→ Description of the task: All the records that follow need to be reproduced exactly. Omit the images.

········

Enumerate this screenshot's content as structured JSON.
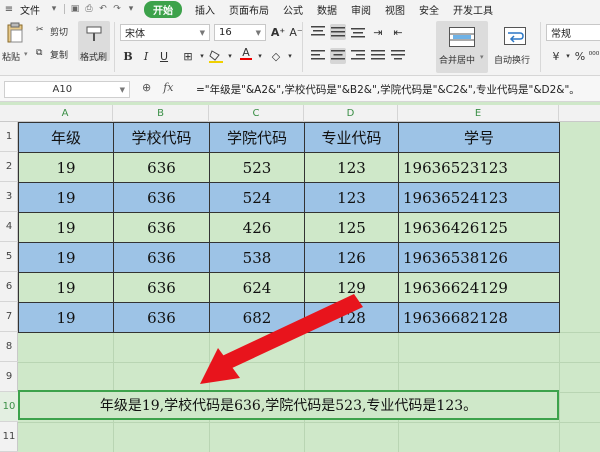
{
  "menubar": {
    "file": "文件",
    "tabs": [
      "开始",
      "插入",
      "页面布局",
      "公式",
      "数据",
      "审阅",
      "视图",
      "安全",
      "开发工具"
    ],
    "active": "开始"
  },
  "ribbon": {
    "paste": "粘贴",
    "cut": "剪切",
    "copy": "复制",
    "format_painter": "格式刷",
    "font_name": "宋体",
    "font_size": "16",
    "merge_center": "合并居中",
    "wrap_text": "自动换行",
    "number_format": "常规",
    "percent": "%",
    "comma_style": "⁰⁰⁰"
  },
  "formula_bar": {
    "name_box": "A10",
    "fx": "fx",
    "formula": "=\"年级是\"&A2&\",学校代码是\"&B2&\",学院代码是\"&C2&\",专业代码是\"&D2&\"。"
  },
  "columns": [
    "A",
    "B",
    "C",
    "D",
    "E"
  ],
  "rows": [
    "1",
    "2",
    "3",
    "4",
    "5",
    "6",
    "7",
    "8",
    "9",
    "10",
    "11"
  ],
  "table": {
    "headers": [
      "年级",
      "学校代码",
      "学院代码",
      "专业代码",
      "学号"
    ],
    "rows": [
      [
        "19",
        "636",
        "523",
        "123",
        "19636523123"
      ],
      [
        "19",
        "636",
        "524",
        "123",
        "19636524123"
      ],
      [
        "19",
        "636",
        "426",
        "125",
        "19636426125"
      ],
      [
        "19",
        "636",
        "538",
        "126",
        "19636538126"
      ],
      [
        "19",
        "636",
        "624",
        "129",
        "19636624129"
      ],
      [
        "19",
        "636",
        "682",
        "128",
        "19636682128"
      ]
    ]
  },
  "result_cell": "年级是19,学校代码是636,学院代码是523,专业代码是123。",
  "colors": {
    "accent": "#3da24b",
    "row_blue": "#9dc3e6",
    "row_green": "#cfe8c9",
    "arrow": "#e8141c"
  }
}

········

→ Answer to this problem:
Enumerate this screenshot's content as structured JSON.
{
  "menubar": {
    "file": "文件",
    "tabs": [
      "开始",
      "插入",
      "页面布局",
      "公式",
      "数据",
      "审阅",
      "视图",
      "安全",
      "开发工具"
    ],
    "active": "开始"
  },
  "ribbon": {
    "paste": "粘贴",
    "cut": "剪切",
    "copy": "复制",
    "format_painter": "格式刷",
    "font_name": "宋体",
    "font_size": "16",
    "merge_center": "合并居中",
    "wrap_text": "自动换行",
    "number_format": "常规",
    "percent": "%",
    "comma_style": "⁰⁰⁰"
  },
  "formula_bar": {
    "name_box": "A10",
    "fx": "fx",
    "formula": "=\"年级是\"&A2&\",学校代码是\"&B2&\",学院代码是\"&C2&\",专业代码是\"&D2&\"。"
  },
  "columns": [
    "A",
    "B",
    "C",
    "D",
    "E"
  ],
  "rows": [
    "1",
    "2",
    "3",
    "4",
    "5",
    "6",
    "7",
    "8",
    "9",
    "10",
    "11"
  ],
  "table": {
    "headers": [
      "年级",
      "学校代码",
      "学院代码",
      "专业代码",
      "学号"
    ],
    "rows": [
      [
        "19",
        "636",
        "523",
        "123",
        "19636523123"
      ],
      [
        "19",
        "636",
        "524",
        "123",
        "19636524123"
      ],
      [
        "19",
        "636",
        "426",
        "125",
        "19636426125"
      ],
      [
        "19",
        "636",
        "538",
        "126",
        "19636538126"
      ],
      [
        "19",
        "636",
        "624",
        "129",
        "19636624129"
      ],
      [
        "19",
        "636",
        "682",
        "128",
        "19636682128"
      ]
    ]
  },
  "result_cell": "年级是19,学校代码是636,学院代码是523,专业代码是123。",
  "colors": {
    "accent": "#3da24b",
    "row_blue": "#9dc3e6",
    "row_green": "#cfe8c9",
    "arrow": "#e8141c"
  }
}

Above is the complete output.